- _Data_:
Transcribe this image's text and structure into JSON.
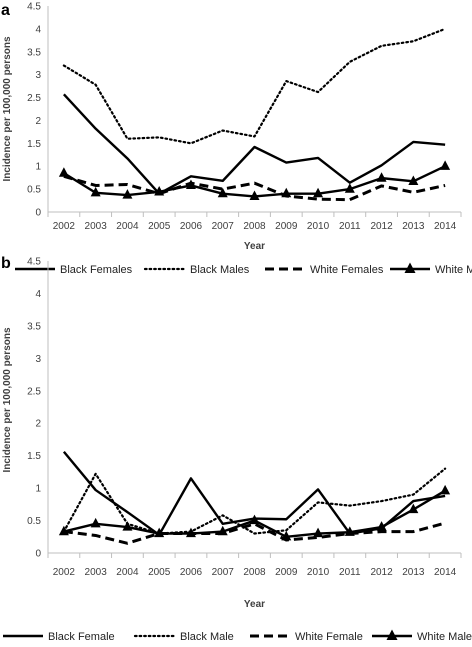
{
  "chart_data": [
    {
      "panel_label": "a",
      "type": "line",
      "xlabel": "Year",
      "ylabel": "Incidence per 100,000 persons",
      "ylim": [
        0,
        4.5
      ],
      "yticks": [
        "0",
        "0.5",
        "1",
        "1.5",
        "2",
        "2.5",
        "3",
        "3.5",
        "4",
        "4.5"
      ],
      "categories": [
        "2002",
        "2003",
        "2004",
        "2005",
        "2006",
        "2007",
        "2008",
        "2009",
        "2010",
        "2011",
        "2012",
        "2013",
        "2014"
      ],
      "legend_position": "bottom",
      "series": [
        {
          "name": "Black Females",
          "style": "solid",
          "values": [
            2.57,
            1.82,
            1.17,
            0.4,
            0.78,
            0.68,
            1.42,
            1.08,
            1.18,
            0.64,
            1.02,
            1.53,
            1.47
          ]
        },
        {
          "name": "Black Males",
          "style": "dotted",
          "values": [
            3.2,
            2.78,
            1.6,
            1.63,
            1.5,
            1.78,
            1.65,
            2.86,
            2.62,
            3.28,
            3.63,
            3.73,
            4.0
          ]
        },
        {
          "name": "White Females",
          "style": "dashed",
          "values": [
            0.78,
            0.58,
            0.6,
            0.4,
            0.63,
            0.5,
            0.63,
            0.35,
            0.28,
            0.27,
            0.57,
            0.43,
            0.58
          ]
        },
        {
          "name": "White Males",
          "style": "triangle",
          "values": [
            0.85,
            0.42,
            0.37,
            0.44,
            0.58,
            0.4,
            0.34,
            0.4,
            0.4,
            0.5,
            0.74,
            0.67,
            1.0
          ]
        }
      ]
    },
    {
      "panel_label": "b",
      "type": "line",
      "xlabel": "Year",
      "ylabel": "Incidence per 100,000 persons",
      "ylim": [
        0,
        4.5
      ],
      "yticks": [
        "0",
        "0.5",
        "1",
        "1.5",
        "2",
        "2.5",
        "3",
        "3.5",
        "4",
        "4.5"
      ],
      "categories": [
        "2002",
        "2003",
        "2004",
        "2005",
        "2006",
        "2007",
        "2008",
        "2009",
        "2010",
        "2011",
        "2012",
        "2013",
        "2014"
      ],
      "legend_position": "bottom",
      "series": [
        {
          "name": "Black Female",
          "style": "solid",
          "values": [
            1.56,
            0.97,
            0.63,
            0.28,
            1.15,
            0.45,
            0.53,
            0.52,
            0.98,
            0.3,
            0.38,
            0.8,
            0.88
          ]
        },
        {
          "name": "Black Male",
          "style": "dotted",
          "values": [
            0.33,
            1.22,
            0.45,
            0.3,
            0.33,
            0.58,
            0.3,
            0.35,
            0.78,
            0.73,
            0.8,
            0.9,
            1.3
          ]
        },
        {
          "name": "White Female",
          "style": "dashed",
          "values": [
            0.33,
            0.27,
            0.15,
            0.3,
            0.3,
            0.3,
            0.45,
            0.2,
            0.24,
            0.3,
            0.33,
            0.33,
            0.46
          ]
        },
        {
          "name": "White Male",
          "style": "triangle",
          "values": [
            0.33,
            0.45,
            0.4,
            0.3,
            0.3,
            0.33,
            0.5,
            0.25,
            0.3,
            0.32,
            0.4,
            0.67,
            0.96
          ]
        }
      ]
    }
  ]
}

- _Problem_: Quote every line of the records above exactly; no picture is to be copied.

- _Output_:
Transcribe this image's text and structure into JSON.
{
  "chart_data": [
    {
      "panel_label": "a",
      "type": "line",
      "xlabel": "Year",
      "ylabel": "Incidence per 100,000 persons",
      "ylim": [
        0,
        4.5
      ],
      "yticks": [
        "0",
        "0.5",
        "1",
        "1.5",
        "2",
        "2.5",
        "3",
        "3.5",
        "4",
        "4.5"
      ],
      "categories": [
        "2002",
        "2003",
        "2004",
        "2005",
        "2006",
        "2007",
        "2008",
        "2009",
        "2010",
        "2011",
        "2012",
        "2013",
        "2014"
      ],
      "legend_position": "bottom",
      "series": [
        {
          "name": "Black Females",
          "style": "solid",
          "values": [
            2.57,
            1.82,
            1.17,
            0.4,
            0.78,
            0.68,
            1.42,
            1.08,
            1.18,
            0.64,
            1.02,
            1.53,
            1.47
          ]
        },
        {
          "name": "Black Males",
          "style": "dotted",
          "values": [
            3.2,
            2.78,
            1.6,
            1.63,
            1.5,
            1.78,
            1.65,
            2.86,
            2.62,
            3.28,
            3.63,
            3.73,
            4.0
          ]
        },
        {
          "name": "White Females",
          "style": "dashed",
          "values": [
            0.78,
            0.58,
            0.6,
            0.4,
            0.63,
            0.5,
            0.63,
            0.35,
            0.28,
            0.27,
            0.57,
            0.43,
            0.58
          ]
        },
        {
          "name": "White Males",
          "style": "triangle",
          "values": [
            0.85,
            0.42,
            0.37,
            0.44,
            0.58,
            0.4,
            0.34,
            0.4,
            0.4,
            0.5,
            0.74,
            0.67,
            1.0
          ]
        }
      ]
    },
    {
      "panel_label": "b",
      "type": "line",
      "xlabel": "Year",
      "ylabel": "Incidence per 100,000 persons",
      "ylim": [
        0,
        4.5
      ],
      "yticks": [
        "0",
        "0.5",
        "1",
        "1.5",
        "2",
        "2.5",
        "3",
        "3.5",
        "4",
        "4.5"
      ],
      "categories": [
        "2002",
        "2003",
        "2004",
        "2005",
        "2006",
        "2007",
        "2008",
        "2009",
        "2010",
        "2011",
        "2012",
        "2013",
        "2014"
      ],
      "legend_position": "bottom",
      "series": [
        {
          "name": "Black Female",
          "style": "solid",
          "values": [
            1.56,
            0.97,
            0.63,
            0.28,
            1.15,
            0.45,
            0.53,
            0.52,
            0.98,
            0.3,
            0.38,
            0.8,
            0.88
          ]
        },
        {
          "name": "Black Male",
          "style": "dotted",
          "values": [
            0.33,
            1.22,
            0.45,
            0.3,
            0.33,
            0.58,
            0.3,
            0.35,
            0.78,
            0.73,
            0.8,
            0.9,
            1.3
          ]
        },
        {
          "name": "White Female",
          "style": "dashed",
          "values": [
            0.33,
            0.27,
            0.15,
            0.3,
            0.3,
            0.3,
            0.45,
            0.2,
            0.24,
            0.3,
            0.33,
            0.33,
            0.46
          ]
        },
        {
          "name": "White Male",
          "style": "triangle",
          "values": [
            0.33,
            0.45,
            0.4,
            0.3,
            0.3,
            0.33,
            0.5,
            0.25,
            0.3,
            0.32,
            0.4,
            0.67,
            0.96
          ]
        }
      ]
    }
  ]
}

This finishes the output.